--- Instruction ---
Copy each line below in which the word "Have" occurs.

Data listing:
_____

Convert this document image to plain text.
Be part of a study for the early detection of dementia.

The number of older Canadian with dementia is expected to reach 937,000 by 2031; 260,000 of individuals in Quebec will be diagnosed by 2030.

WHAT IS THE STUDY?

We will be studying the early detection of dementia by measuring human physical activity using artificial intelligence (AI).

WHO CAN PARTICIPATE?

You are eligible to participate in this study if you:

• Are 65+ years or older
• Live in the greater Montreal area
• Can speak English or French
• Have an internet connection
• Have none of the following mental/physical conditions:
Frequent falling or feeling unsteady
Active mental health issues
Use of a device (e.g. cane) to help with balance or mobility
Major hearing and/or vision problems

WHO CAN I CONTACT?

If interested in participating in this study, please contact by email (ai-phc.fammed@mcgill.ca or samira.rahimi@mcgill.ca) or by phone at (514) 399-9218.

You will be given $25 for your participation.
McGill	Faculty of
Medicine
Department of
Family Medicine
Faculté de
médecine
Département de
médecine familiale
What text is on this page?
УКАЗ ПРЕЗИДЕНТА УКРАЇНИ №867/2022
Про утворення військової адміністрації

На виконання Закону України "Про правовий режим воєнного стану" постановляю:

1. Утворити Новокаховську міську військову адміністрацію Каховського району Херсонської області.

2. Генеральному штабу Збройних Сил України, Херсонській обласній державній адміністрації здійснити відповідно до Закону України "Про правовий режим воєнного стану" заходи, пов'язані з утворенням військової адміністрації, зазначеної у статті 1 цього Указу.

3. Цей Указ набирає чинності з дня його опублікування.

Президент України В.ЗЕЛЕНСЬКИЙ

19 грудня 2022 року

_____

--- Problem solution ---
• Have an internet connection
• Have none of the following mental/physical conditions:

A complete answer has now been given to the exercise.